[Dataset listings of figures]
——
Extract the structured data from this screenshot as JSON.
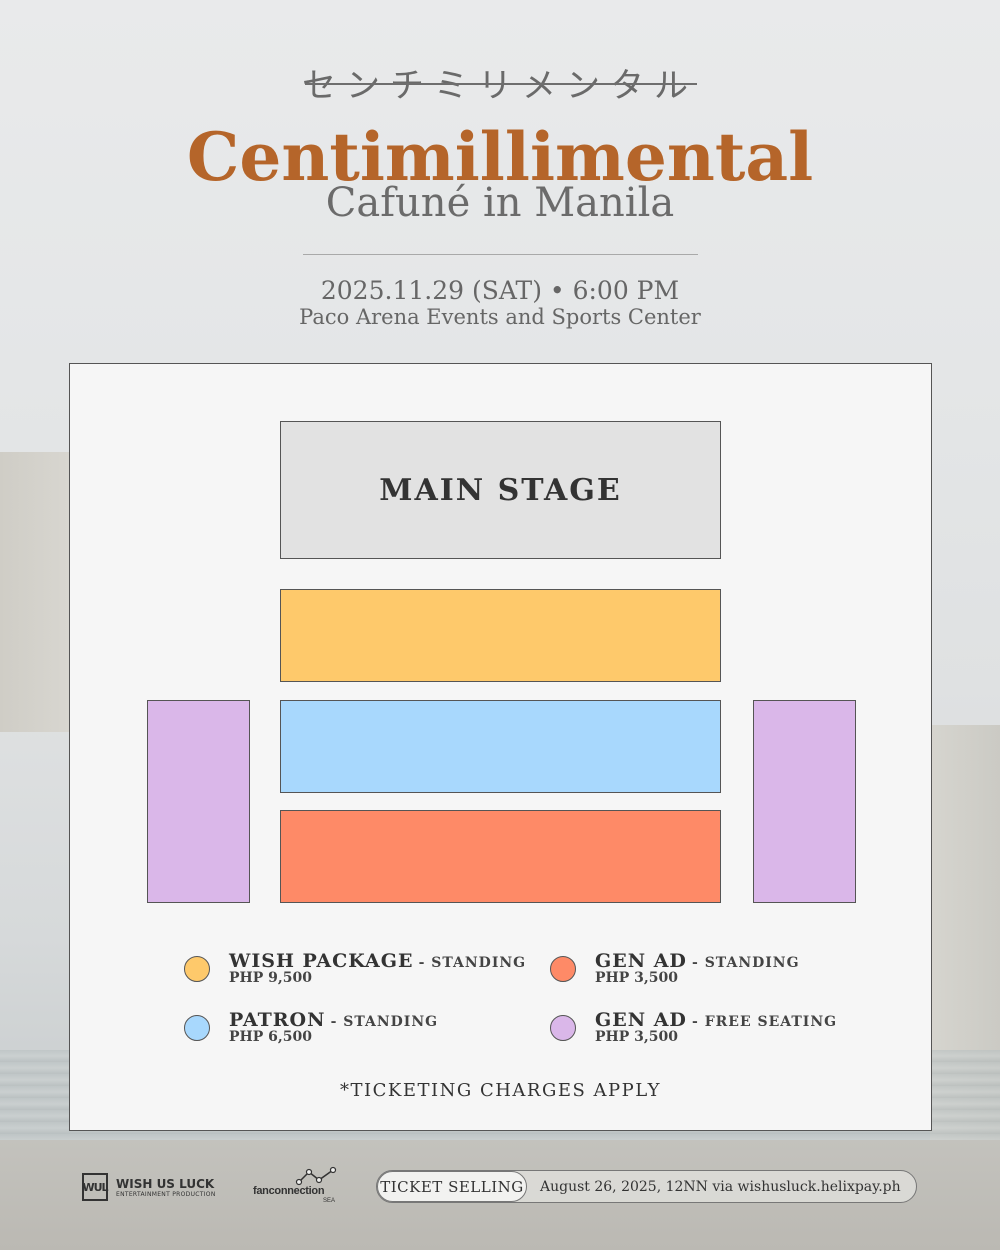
{
  "header": {
    "japanese_title": "センチミリメンタル",
    "title": "Centimillimental",
    "subtitle": "Cafuné in Manila",
    "date": "2025.11.29 (SAT) • 6:00 PM",
    "venue": "Paco Arena Events and Sports Center"
  },
  "map": {
    "stage_label": "MAIN STAGE",
    "colors": {
      "wish": "#fec96b",
      "patron": "#a8d8fd",
      "gen_ad_standing": "#fe8a67",
      "gen_ad_free": "#dab7e9"
    }
  },
  "legend": [
    {
      "name": "WISH PACKAGE",
      "type": "- STANDING",
      "price": "PHP 9,500"
    },
    {
      "name": "PATRON",
      "type": "- STANDING",
      "price": "PHP 6,500"
    },
    {
      "name": "GEN AD",
      "type": "- STANDING",
      "price": "PHP 3,500"
    },
    {
      "name": "GEN AD",
      "type": "- FREE SEATING",
      "price": "PHP 3,500"
    }
  ],
  "note": "*TICKETING CHARGES APPLY",
  "footer": {
    "wul_mark": "WUL",
    "wul_name": "WISH US LUCK",
    "wul_sub": "ENTERTAINMENT PRODUCTION",
    "fc_name": "fanconnection",
    "fc_sub": "SEA",
    "ticket_label": "TICKET SELLING",
    "ticket_info": "August 26, 2025, 12NN via wishusluck.helixpay.ph"
  }
}
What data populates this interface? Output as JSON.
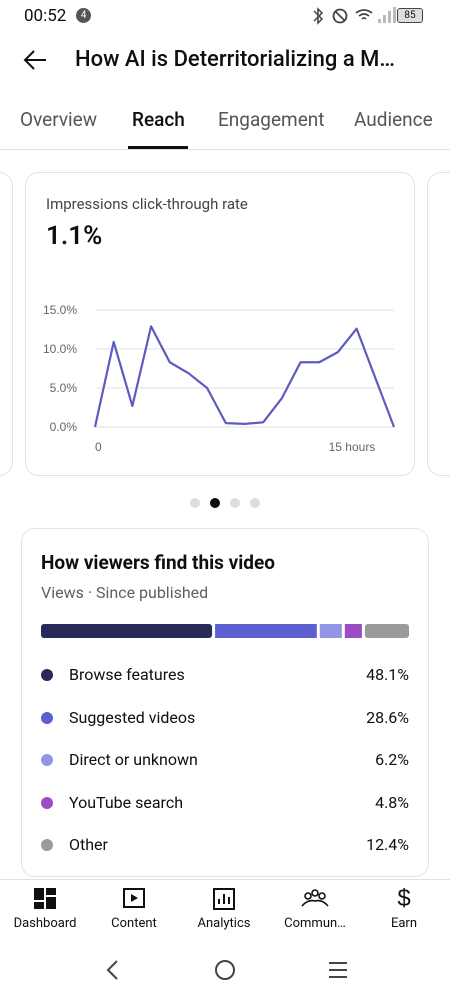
{
  "status": {
    "time": "00:52",
    "badge": "4",
    "battery": "85"
  },
  "header": {
    "title": "How AI is Deterritorializing a M…"
  },
  "tabs": [
    "Overview",
    "Reach",
    "Engagement",
    "Audience"
  ],
  "chart_data": {
    "type": "line",
    "title": "Impressions click-through rate",
    "headline": "1.1%",
    "x": [
      0,
      1,
      2,
      3,
      4,
      5,
      6,
      7,
      8,
      9,
      10,
      11,
      12,
      13,
      14,
      15,
      16
    ],
    "series": [
      {
        "name": "CTR",
        "color": "#5c5bbf",
        "values": [
          0,
          10.9,
          2.7,
          12.9,
          8.3,
          6.9,
          5.0,
          0.5,
          0.4,
          0.6,
          3.7,
          8.3,
          8.3,
          9.6,
          12.6,
          6.3,
          0
        ]
      }
    ],
    "xlim": [
      0,
      16
    ],
    "xticks": [
      {
        "value": 0,
        "label": "0"
      },
      {
        "value": 15,
        "label": "15 hours"
      }
    ],
    "ylim": [
      0,
      15
    ],
    "yticks": [
      {
        "value": 0,
        "label": "0.0%"
      },
      {
        "value": 5,
        "label": "5.0%"
      },
      {
        "value": 10,
        "label": "10.0%"
      },
      {
        "value": 15,
        "label": "15.0%"
      }
    ],
    "grid": true
  },
  "sources": {
    "title": "How viewers find this video",
    "subtitle": "Views · Since published",
    "items": [
      {
        "name": "Browse features",
        "value": 48.1,
        "label": "48.1%",
        "color": "#282a5a"
      },
      {
        "name": "Suggested videos",
        "value": 28.6,
        "label": "28.6%",
        "color": "#5c5fcf"
      },
      {
        "name": "Direct or unknown",
        "value": 6.2,
        "label": "6.2%",
        "color": "#9195e4"
      },
      {
        "name": "YouTube search",
        "value": 4.8,
        "label": "4.8%",
        "color": "#9b4dc5"
      },
      {
        "name": "Other",
        "value": 12.4,
        "label": "12.4%",
        "color": "#9a9a9a"
      }
    ]
  },
  "nav": [
    "Dashboard",
    "Content",
    "Analytics",
    "Commun…",
    "Earn"
  ]
}
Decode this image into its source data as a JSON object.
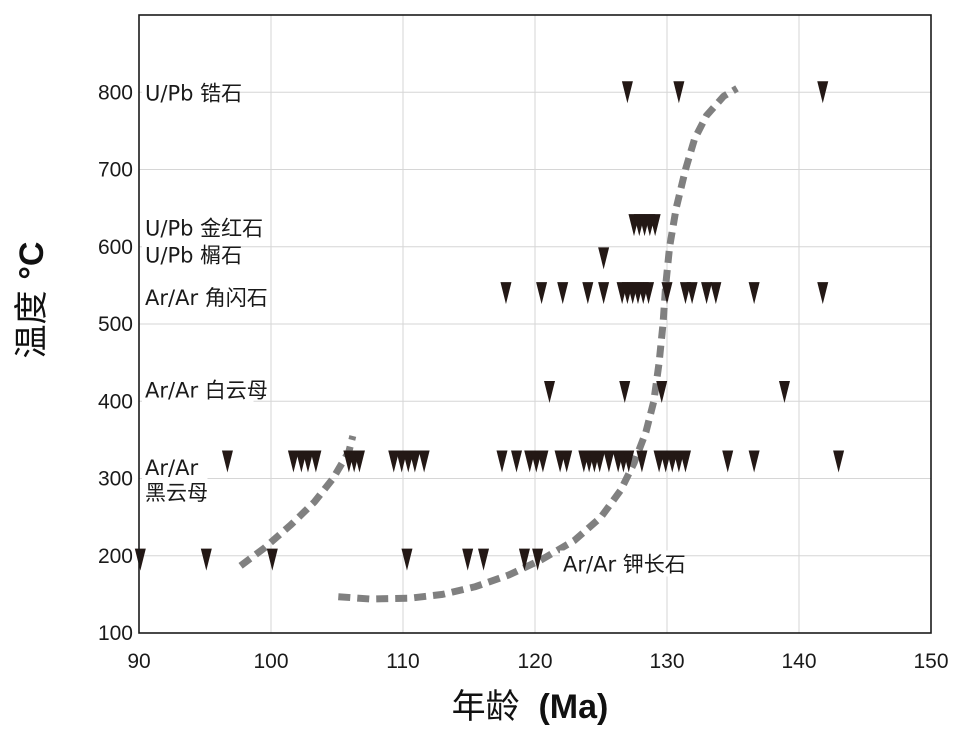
——
## BRIEF
In your copy of the records, include no pictures; repeat everything else exactly.

## TASK RESULT
Extract the structured data from this screenshot as JSON.
{
  "header": {
    "japanese_title": "センチミリメンタル",
    "title": "Centimillimental",
    "subtitle": "Cafuné in Manila",
    "date": "2025.11.29 (SAT) • 6:00 PM",
    "venue": "Paco Arena Events and Sports Center"
  },
  "map": {
    "stage_label": "MAIN STAGE",
    "colors": {
      "wish": "#fec96b",
      "patron": "#a8d8fd",
      "gen_ad_standing": "#fe8a67",
      "gen_ad_free": "#dab7e9"
    }
  },
  "legend": [
    {
      "name": "WISH PACKAGE",
      "type": "- STANDING",
      "price": "PHP 9,500"
    },
    {
      "name": "PATRON",
      "type": "- STANDING",
      "price": "PHP 6,500"
    },
    {
      "name": "GEN AD",
      "type": "- STANDING",
      "price": "PHP 3,500"
    },
    {
      "name": "GEN AD",
      "type": "- FREE SEATING",
      "price": "PHP 3,500"
    }
  ],
  "note": "*TICKETING CHARGES APPLY",
  "footer": {
    "wul_mark": "WUL",
    "wul_name": "WISH US LUCK",
    "wul_sub": "ENTERTAINMENT PRODUCTION",
    "fc_name": "fanconnection",
    "fc_sub": "SEA",
    "ticket_label": "TICKET SELLING",
    "ticket_info": "August 26, 2025, 12NN via wishusluck.helixpay.ph"
  }
}
What data populates this interface? Output as JSON.
{
  "status": {
    "time": "00:52",
    "badge": "4",
    "battery": "85"
  },
  "header": {
    "title": "How AI is Deterritorializing a M…"
  },
  "tabs": [
    "Overview",
    "Reach",
    "Engagement",
    "Audience"
  ],
  "chart_data": {
    "type": "line",
    "title": "Impressions click-through rate",
    "headline": "1.1%",
    "x": [
      0,
      1,
      2,
      3,
      4,
      5,
      6,
      7,
      8,
      9,
      10,
      11,
      12,
      13,
      14,
      15,
      16
    ],
    "series": [
      {
        "name": "CTR",
        "color": "#5c5bbf",
        "values": [
          0,
          10.9,
          2.7,
          12.9,
          8.3,
          6.9,
          5.0,
          0.5,
          0.4,
          0.6,
          3.7,
          8.3,
          8.3,
          9.6,
          12.6,
          6.3,
          0
        ]
      }
    ],
    "xlim": [
      0,
      16
    ],
    "xticks": [
      {
        "value": 0,
        "label": "0"
      },
      {
        "value": 15,
        "label": "15 hours"
      }
    ],
    "ylim": [
      0,
      15
    ],
    "yticks": [
      {
        "value": 0,
        "label": "0.0%"
      },
      {
        "value": 5,
        "label": "5.0%"
      },
      {
        "value": 10,
        "label": "10.0%"
      },
      {
        "value": 15,
        "label": "15.0%"
      }
    ],
    "grid": true
  },
  "sources": {
    "title": "How viewers find this video",
    "subtitle": "Views · Since published",
    "items": [
      {
        "name": "Browse features",
        "value": 48.1,
        "label": "48.1%",
        "color": "#282a5a"
      },
      {
        "name": "Suggested videos",
        "value": 28.6,
        "label": "28.6%",
        "color": "#5c5fcf"
      },
      {
        "name": "Direct or unknown",
        "value": 6.2,
        "label": "6.2%",
        "color": "#9195e4"
      },
      {
        "name": "YouTube search",
        "value": 4.8,
        "label": "4.8%",
        "color": "#9b4dc5"
      },
      {
        "name": "Other",
        "value": 12.4,
        "label": "12.4%",
        "color": "#9a9a9a"
      }
    ]
  },
  "nav": [
    "Dashboard",
    "Content",
    "Analytics",
    "Commun…",
    "Earn"
  ]
}
Decode this image into its source data as a JSON object.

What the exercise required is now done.